• _Records that describe figures_
════════════════════

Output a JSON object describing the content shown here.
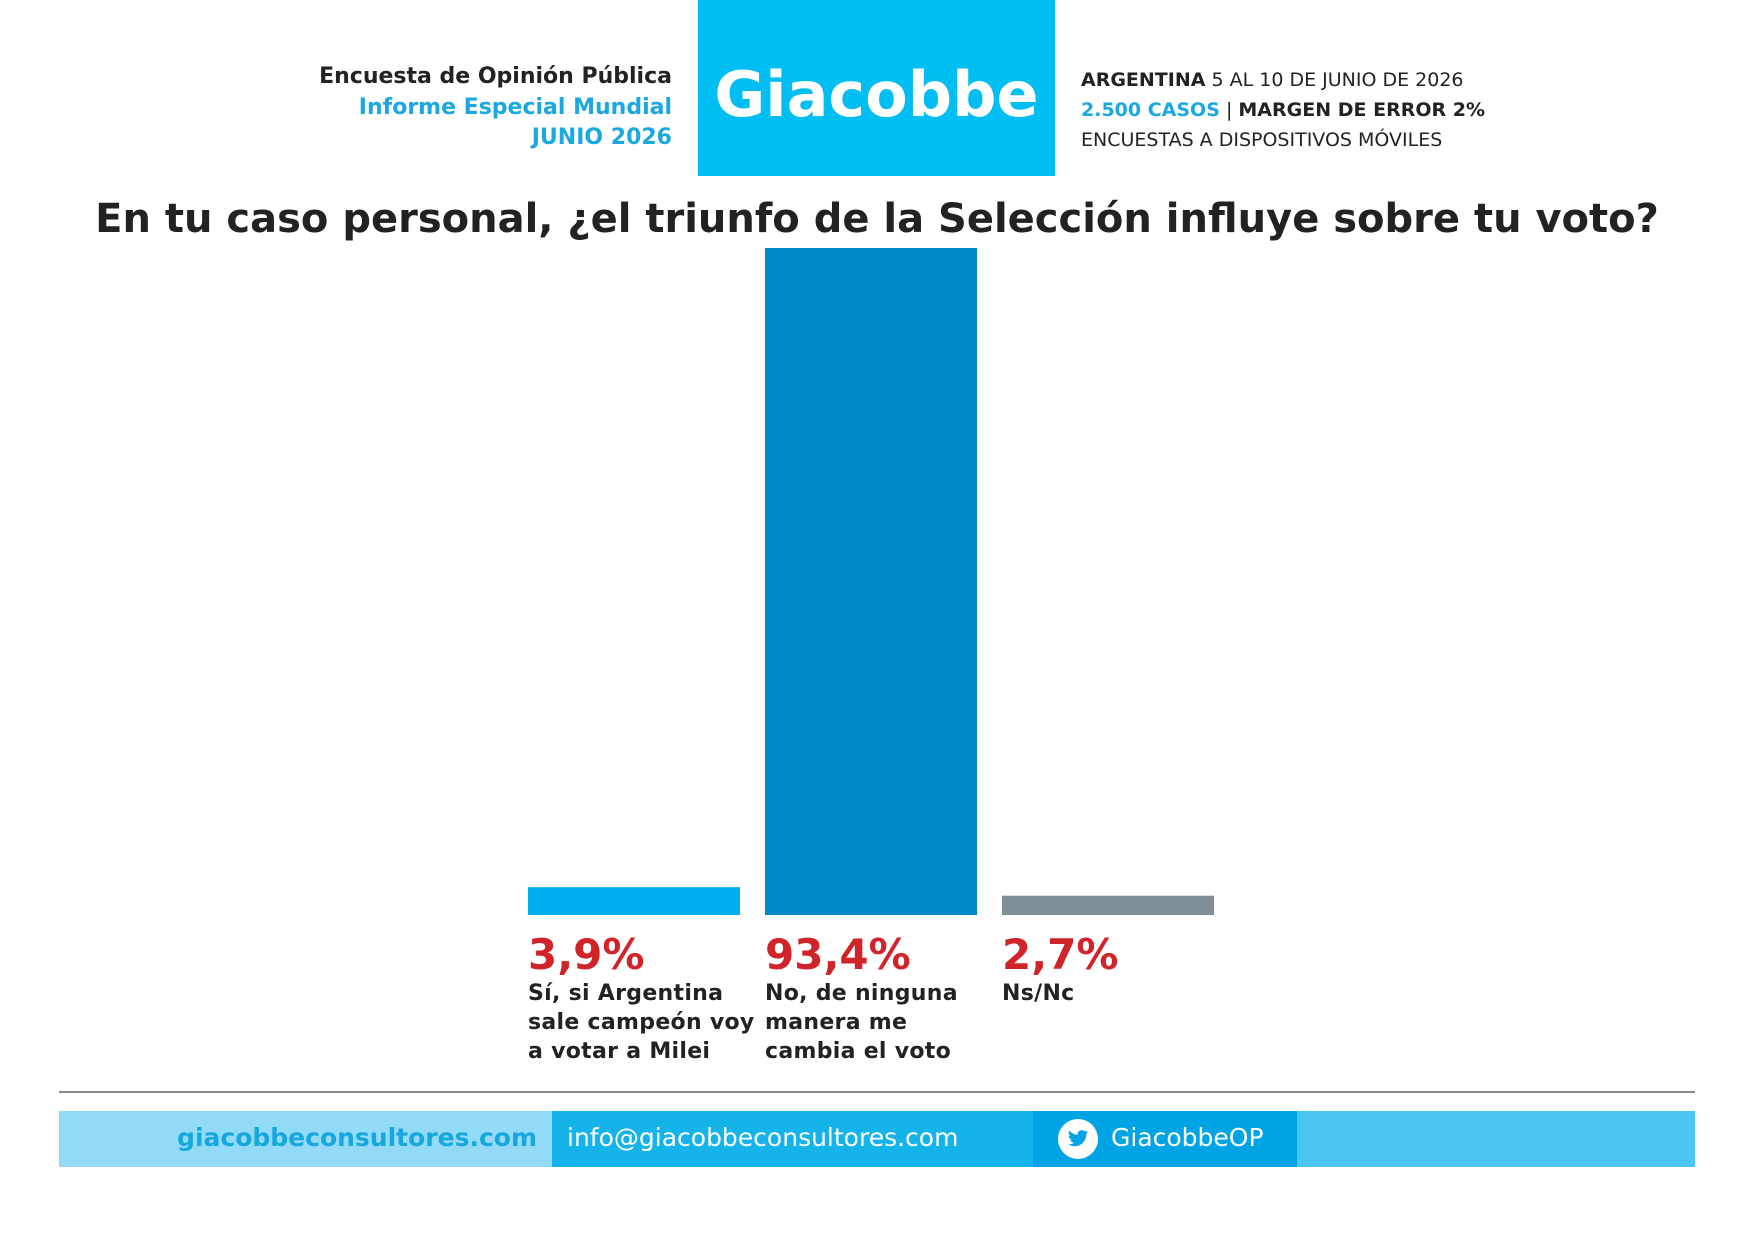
{
  "header": {
    "left": [
      "Encuesta de Opinión Pública",
      "Informe Especial Mundial",
      "JUNIO 2026"
    ],
    "logo": "Giacobbe",
    "right": {
      "country": "ARGENTINA",
      "dates": "5 AL 10 DE JUNIO DE 2026",
      "cases": "2.500 CASOS",
      "separator": "|",
      "margin": "MARGEN DE ERROR 2%",
      "method": "ENCUESTAS A DISPOSITIVOS MÓVILES"
    }
  },
  "chart_data": {
    "type": "bar",
    "title": "En tu caso personal, ¿el triunfo de la Selección influye sobre tu voto?",
    "categories": [
      "Sí, si Argentina sale campeón voy a votar a Milei",
      "No, de ninguna manera me cambia el voto",
      "Ns/Nc"
    ],
    "values": [
      3.9,
      93.4,
      2.7
    ],
    "value_labels": [
      "3,9%",
      "93,4%",
      "2,7%"
    ],
    "colors": [
      "#00aeef",
      "#0089c9",
      "#7f9099"
    ]
  },
  "footer": {
    "website": "giacobbeconsultores.com",
    "email": "info@giacobbeconsultores.com",
    "twitter": "GiacobbeOP"
  }
}
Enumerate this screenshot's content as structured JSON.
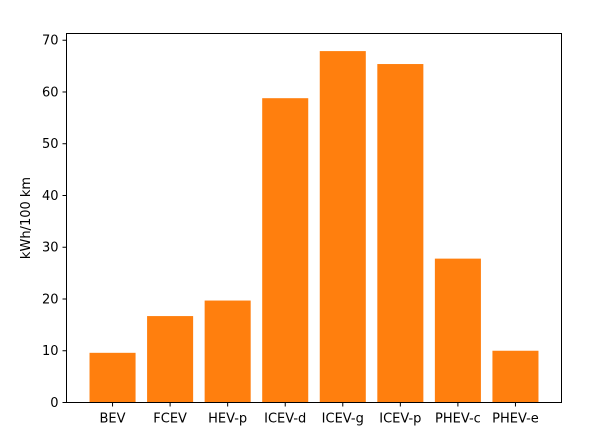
{
  "chart_data": {
    "type": "bar",
    "title": "",
    "xlabel": "",
    "ylabel": "kWh/100 km",
    "categories": [
      "BEV",
      "FCEV",
      "HEV-p",
      "ICEV-d",
      "ICEV-g",
      "ICEV-p",
      "PHEV-c",
      "PHEV-e"
    ],
    "values": [
      9.6,
      16.7,
      19.7,
      58.8,
      67.9,
      65.4,
      27.8,
      10.0
    ],
    "ylim": [
      0,
      71.3
    ],
    "yticks": [
      0,
      10,
      20,
      30,
      40,
      50,
      60,
      70
    ],
    "bar_color": "#ff7f0e",
    "grid": false,
    "legend": "none"
  }
}
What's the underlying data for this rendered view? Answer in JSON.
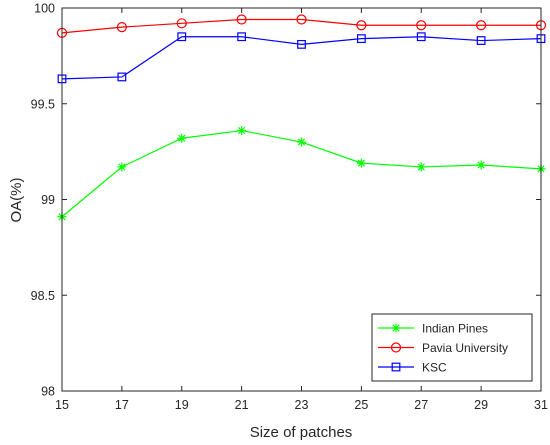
{
  "chart_data": {
    "type": "line",
    "title": "",
    "xlabel": "Size of patches",
    "ylabel": "OA(%)",
    "x": [
      15,
      17,
      19,
      21,
      23,
      25,
      27,
      29,
      31
    ],
    "xlim": [
      15,
      31
    ],
    "ylim": [
      98,
      100
    ],
    "xticks": [
      "15",
      "17",
      "19",
      "21",
      "23",
      "25",
      "27",
      "29",
      "31"
    ],
    "yticks": [
      "98",
      "98.5",
      "99",
      "99.5",
      "100"
    ],
    "grid": false,
    "legend_position": "bottom-right",
    "series": [
      {
        "name": "Indian Pines",
        "color": "#00ff00",
        "marker": "asterisk",
        "values": [
          98.91,
          99.17,
          99.32,
          99.36,
          99.3,
          99.19,
          99.17,
          99.18,
          99.16
        ]
      },
      {
        "name": "Pavia University",
        "color": "#ff0000",
        "marker": "circle",
        "values": [
          99.87,
          99.9,
          99.92,
          99.94,
          99.94,
          99.91,
          99.91,
          99.91,
          99.91
        ]
      },
      {
        "name": "KSC",
        "color": "#0000ff",
        "marker": "square",
        "values": [
          99.63,
          99.64,
          99.85,
          99.85,
          99.81,
          99.84,
          99.85,
          99.83,
          99.84
        ]
      }
    ]
  }
}
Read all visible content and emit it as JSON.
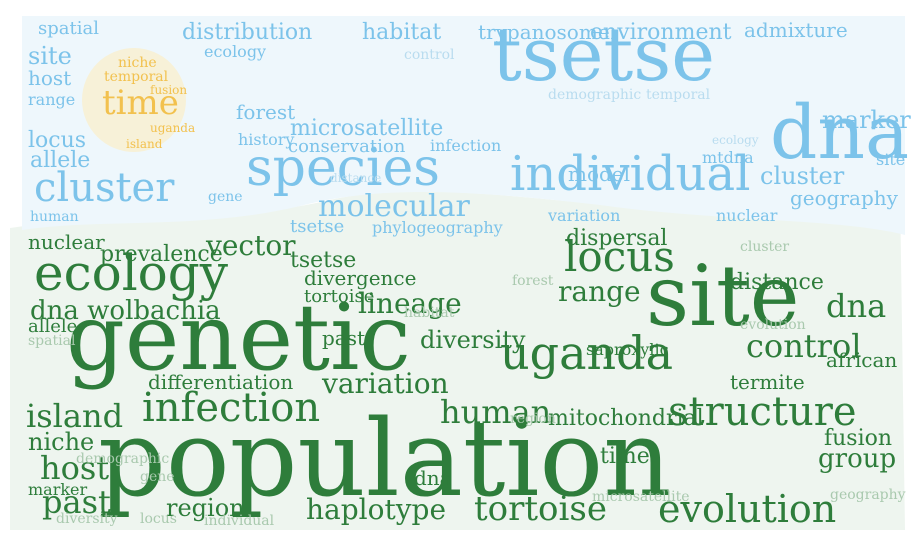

════════════════════

• _The problem_
Set down all the entries exactly as they appear, but skip any pictures.

• _Task result_
Output a JSON object describing the content shown here.
{
  "header": {
    "left": [
      "Encuesta de Opinión Pública",
      "Informe Especial Mundial",
      "JUNIO 2026"
    ],
    "logo": "Giacobbe",
    "right": {
      "country": "ARGENTINA",
      "dates": "5 AL 10 DE JUNIO DE 2026",
      "cases": "2.500 CASOS",
      "separator": "|",
      "margin": "MARGEN DE ERROR 2%",
      "method": "ENCUESTAS A DISPOSITIVOS MÓVILES"
    }
  },
  "chart_data": {
    "type": "bar",
    "title": "En tu caso personal, ¿el triunfo de la Selección influye sobre tu voto?",
    "categories": [
      "Sí, si Argentina sale campeón voy a votar a Milei",
      "No, de ninguna manera me cambia el voto",
      "Ns/Nc"
    ],
    "values": [
      3.9,
      93.4,
      2.7
    ],
    "value_labels": [
      "3,9%",
      "93,4%",
      "2,7%"
    ],
    "colors": [
      "#00aeef",
      "#0089c9",
      "#7f9099"
    ]
  },
  "footer": {
    "website": "giacobbeconsultores.com",
    "email": "info@giacobbeconsultores.com",
    "twitter": "GiacobbeOP"
  }
}
Enumerate this screenshot's content as structured JSON.
{
  "chart_data": {
    "type": "bar",
    "title": "",
    "xlabel": "",
    "ylabel": "kWh/100 km",
    "categories": [
      "BEV",
      "FCEV",
      "HEV-p",
      "ICEV-d",
      "ICEV-g",
      "ICEV-p",
      "PHEV-c",
      "PHEV-e"
    ],
    "values": [
      9.6,
      16.7,
      19.7,
      58.8,
      67.9,
      65.4,
      27.8,
      10.0
    ],
    "ylim": [
      0,
      71.3
    ],
    "yticks": [
      0,
      10,
      20,
      30,
      40,
      50,
      60,
      70
    ],
    "bar_color": "#ff7f0e",
    "grid": false,
    "legend": "none"
  }
}
What's the underlying data for this rendered view? Answer in JSON.
{
  "chart_data": {
    "type": "line",
    "title": "",
    "xlabel": "Size of patches",
    "ylabel": "OA(%)",
    "x": [
      15,
      17,
      19,
      21,
      23,
      25,
      27,
      29,
      31
    ],
    "xlim": [
      15,
      31
    ],
    "ylim": [
      98,
      100
    ],
    "xticks": [
      "15",
      "17",
      "19",
      "21",
      "23",
      "25",
      "27",
      "29",
      "31"
    ],
    "yticks": [
      "98",
      "98.5",
      "99",
      "99.5",
      "100"
    ],
    "grid": false,
    "legend_position": "bottom-right",
    "series": [
      {
        "name": "Indian Pines",
        "color": "#00ff00",
        "marker": "asterisk",
        "values": [
          98.91,
          99.17,
          99.32,
          99.36,
          99.3,
          99.19,
          99.17,
          99.18,
          99.16
        ]
      },
      {
        "name": "Pavia University",
        "color": "#ff0000",
        "marker": "circle",
        "values": [
          99.87,
          99.9,
          99.92,
          99.94,
          99.94,
          99.91,
          99.91,
          99.91,
          99.91
        ]
      },
      {
        "name": "KSC",
        "color": "#0000ff",
        "marker": "square",
        "values": [
          99.63,
          99.64,
          99.85,
          99.85,
          99.81,
          99.84,
          99.85,
          99.83,
          99.84
        ]
      }
    ]
  }
}
Read all visible content and emit it as JSON.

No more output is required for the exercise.